(Extracted data entries)
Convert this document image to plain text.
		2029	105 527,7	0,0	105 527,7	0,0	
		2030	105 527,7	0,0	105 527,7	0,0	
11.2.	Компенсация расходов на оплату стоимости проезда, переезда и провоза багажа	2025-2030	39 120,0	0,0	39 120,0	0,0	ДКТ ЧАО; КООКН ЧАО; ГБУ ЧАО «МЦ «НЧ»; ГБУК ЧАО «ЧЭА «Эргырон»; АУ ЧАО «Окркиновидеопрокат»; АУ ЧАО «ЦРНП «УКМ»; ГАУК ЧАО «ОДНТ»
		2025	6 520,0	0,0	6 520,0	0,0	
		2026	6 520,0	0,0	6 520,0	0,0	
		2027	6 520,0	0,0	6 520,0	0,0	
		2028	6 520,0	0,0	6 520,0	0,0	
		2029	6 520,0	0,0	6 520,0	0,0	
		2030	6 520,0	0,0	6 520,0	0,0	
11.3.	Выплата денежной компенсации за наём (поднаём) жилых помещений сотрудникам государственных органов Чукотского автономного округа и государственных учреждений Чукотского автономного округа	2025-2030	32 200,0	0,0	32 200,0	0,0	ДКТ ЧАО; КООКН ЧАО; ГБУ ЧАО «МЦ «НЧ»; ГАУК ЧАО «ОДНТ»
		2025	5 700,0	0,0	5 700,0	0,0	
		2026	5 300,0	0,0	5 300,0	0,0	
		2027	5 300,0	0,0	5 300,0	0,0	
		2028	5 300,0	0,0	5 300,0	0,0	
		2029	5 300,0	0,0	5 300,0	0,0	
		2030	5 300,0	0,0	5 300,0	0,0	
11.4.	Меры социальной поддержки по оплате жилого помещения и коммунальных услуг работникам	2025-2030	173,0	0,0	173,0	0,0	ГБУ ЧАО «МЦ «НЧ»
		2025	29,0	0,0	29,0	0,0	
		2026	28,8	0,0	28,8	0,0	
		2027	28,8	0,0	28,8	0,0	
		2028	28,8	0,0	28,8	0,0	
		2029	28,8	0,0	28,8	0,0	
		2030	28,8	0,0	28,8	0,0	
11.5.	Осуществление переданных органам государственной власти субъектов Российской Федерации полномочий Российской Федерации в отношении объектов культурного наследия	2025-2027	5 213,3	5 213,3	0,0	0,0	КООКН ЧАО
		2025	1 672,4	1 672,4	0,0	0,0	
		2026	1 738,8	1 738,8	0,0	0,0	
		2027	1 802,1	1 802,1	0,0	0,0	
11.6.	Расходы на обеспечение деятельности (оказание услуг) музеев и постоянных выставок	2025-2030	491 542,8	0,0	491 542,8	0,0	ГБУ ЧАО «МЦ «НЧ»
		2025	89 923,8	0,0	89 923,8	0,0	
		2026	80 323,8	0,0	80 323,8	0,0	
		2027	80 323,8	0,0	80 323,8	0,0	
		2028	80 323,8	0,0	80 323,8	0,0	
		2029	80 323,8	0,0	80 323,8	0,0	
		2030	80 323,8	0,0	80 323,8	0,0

- _EXERCISE INSTRUCTIONS_
Please repeat the listing above in full and exactly.

- _WRITTEN RESPONSE_
Convert this document image to plain text.
		2029	105 527,7	0,0	105 527,7	0,0	
		2030	105 527,7	0,0	105 527,7	0,0	
11.2.	Компенсация расходов на оплату стоимости проезда, переезда и провоза багажа	2025-2030	39 120,0	0,0	39 120,0	0,0	ДКТ ЧАО; КООКН ЧАО; ГБУ ЧАО «МЦ «НЧ»; ГБУК ЧАО «ЧЭА «Эргырон»; АУ ЧАО «Окркиновидеопрокат»; АУ ЧАО «ЦРНП «УКМ»; ГАУК ЧАО «ОДНТ»
		2025	6 520,0	0,0	6 520,0	0,0	
		2026	6 520,0	0,0	6 520,0	0,0	
		2027	6 520,0	0,0	6 520,0	0,0	
		2028	6 520,0	0,0	6 520,0	0,0	
		2029	6 520,0	0,0	6 520,0	0,0	
		2030	6 520,0	0,0	6 520,0	0,0	
11.3.	Выплата денежной компенсации за наём (поднаём) жилых помещений сотрудникам государственных органов Чукотского автономного округа и государственных учреждений Чукотского автономного округа	2025-2030	32 200,0	0,0	32 200,0	0,0	ДКТ ЧАО; КООКН ЧАО; ГБУ ЧАО «МЦ «НЧ»; ГАУК ЧАО «ОДНТ»
		2025	5 700,0	0,0	5 700,0	0,0	
		2026	5 300,0	0,0	5 300,0	0,0	
		2027	5 300,0	0,0	5 300,0	0,0	
		2028	5 300,0	0,0	5 300,0	0,0	
		2029	5 300,0	0,0	5 300,0	0,0	
		2030	5 300,0	0,0	5 300,0	0,0	
11.4.	Меры социальной поддержки по оплате жилого помещения и коммунальных услуг работникам	2025-2030	173,0	0,0	173,0	0,0	ГБУ ЧАО «МЦ «НЧ»
		2025	29,0	0,0	29,0	0,0	
		2026	28,8	0,0	28,8	0,0	
		2027	28,8	0,0	28,8	0,0	
		2028	28,8	0,0	28,8	0,0	
		2029	28,8	0,0	28,8	0,0	
		2030	28,8	0,0	28,8	0,0	
11.5.	Осуществление переданных органам государственной власти субъектов Российской Федерации полномочий Российской Федерации в отношении объектов культурного наследия	2025-2027	5 213,3	5 213,3	0,0	0,0	КООКН ЧАО
		2025	1 672,4	1 672,4	0,0	0,0	
		2026	1 738,8	1 738,8	0,0	0,0	
		2027	1 802,1	1 802,1	0,0	0,0	
11.6.	Расходы на обеспечение деятельности (оказание услуг) музеев и постоянных выставок	2025-2030	491 542,8	0,0	491 542,8	0,0	ГБУ ЧАО «МЦ «НЧ»
		2025	89 923,8	0,0	89 923,8	0,0	
		2026	80 323,8	0,0	80 323,8	0,0	
		2027	80 323,8	0,0	80 323,8	0,0	
		2028	80 323,8	0,0	80 323,8	0,0	
		2029	80 323,8	0,0	80 323,8	0,0	
		2030	80 323,8	0,0	80 323,8	0,0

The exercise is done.